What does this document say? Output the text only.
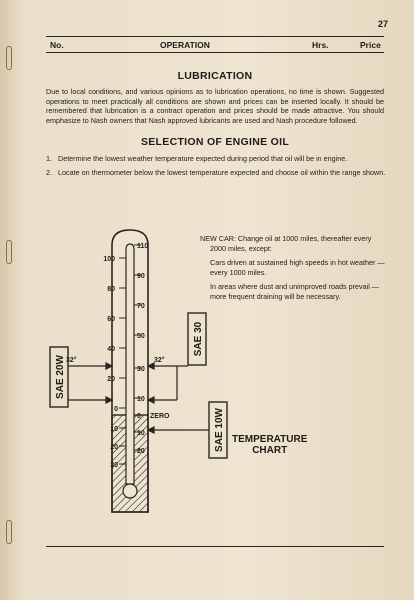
27
No.	OPERATION	Hrs.	Price
LUBRICATION

Due to local conditions, and various opinions as to lubrication operations, no time is shown. Suggested operations to meet practically all conditions are shown and prices can be inserted locally. It should be remembered that lubrication is a contract operation and prices should be made attractive. You should emphasize to Nash owners that Nash approved lubricants are used and Nash procedure followed.

SELECTION OF ENGINE OIL
1. Determine the lowest weather temperature expected during period that oil will be in engine.
2. Locate on thermometer below the lowest temperature expected and choose oil within the range shown.

NEW CAR: Change oil at 1000 miles, thereafter every 2000 miles, except:

Cars driven at sustained high speeds in hot weather — every 1000 miles.

In areas where dust and unimproved roads prevail — more frequent draining will be necessary.

100
80
60
40
20
0
10
20
30
110
90
70
50
30
10
0
10
20
ZERO
32°	32°
SAE 20W
SAE 30
SAE 10W TEMPERATURE
CHART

· · ·

GOAL OF THE EXERCISE. Without the pictures, transcribe the listing above exactly.

EXERCISE SOLUTION.
What does this document say? Output the text only.
27
No.	OPERATION	Hrs.	Price
LUBRICATION

Due to local conditions, and various opinions as to lubrication operations, no time is shown. Suggested operations to meet practically all conditions are shown and prices can be inserted locally. It should be remembered that lubrication is a contract operation and prices should be made attractive. You should emphasize to Nash owners that Nash approved lubricants are used and Nash procedure followed.

SELECTION OF ENGINE OIL
1. Determine the lowest weather temperature expected during period that oil will be in engine.
2. Locate on thermometer below the lowest temperature expected and choose oil within the range shown.

NEW CAR: Change oil at 1000 miles, thereafter every 2000 miles, except:

Cars driven at sustained high speeds in hot weather — every 1000 miles.

In areas where dust and unimproved roads prevail — more frequent draining will be necessary.

100
80
60
40
20
0
10
20
30
110
90
70
50
30
10
0
10
20
ZERO
32°	32°
SAE 20W
SAE 30
SAE 10W TEMPERATURE
CHART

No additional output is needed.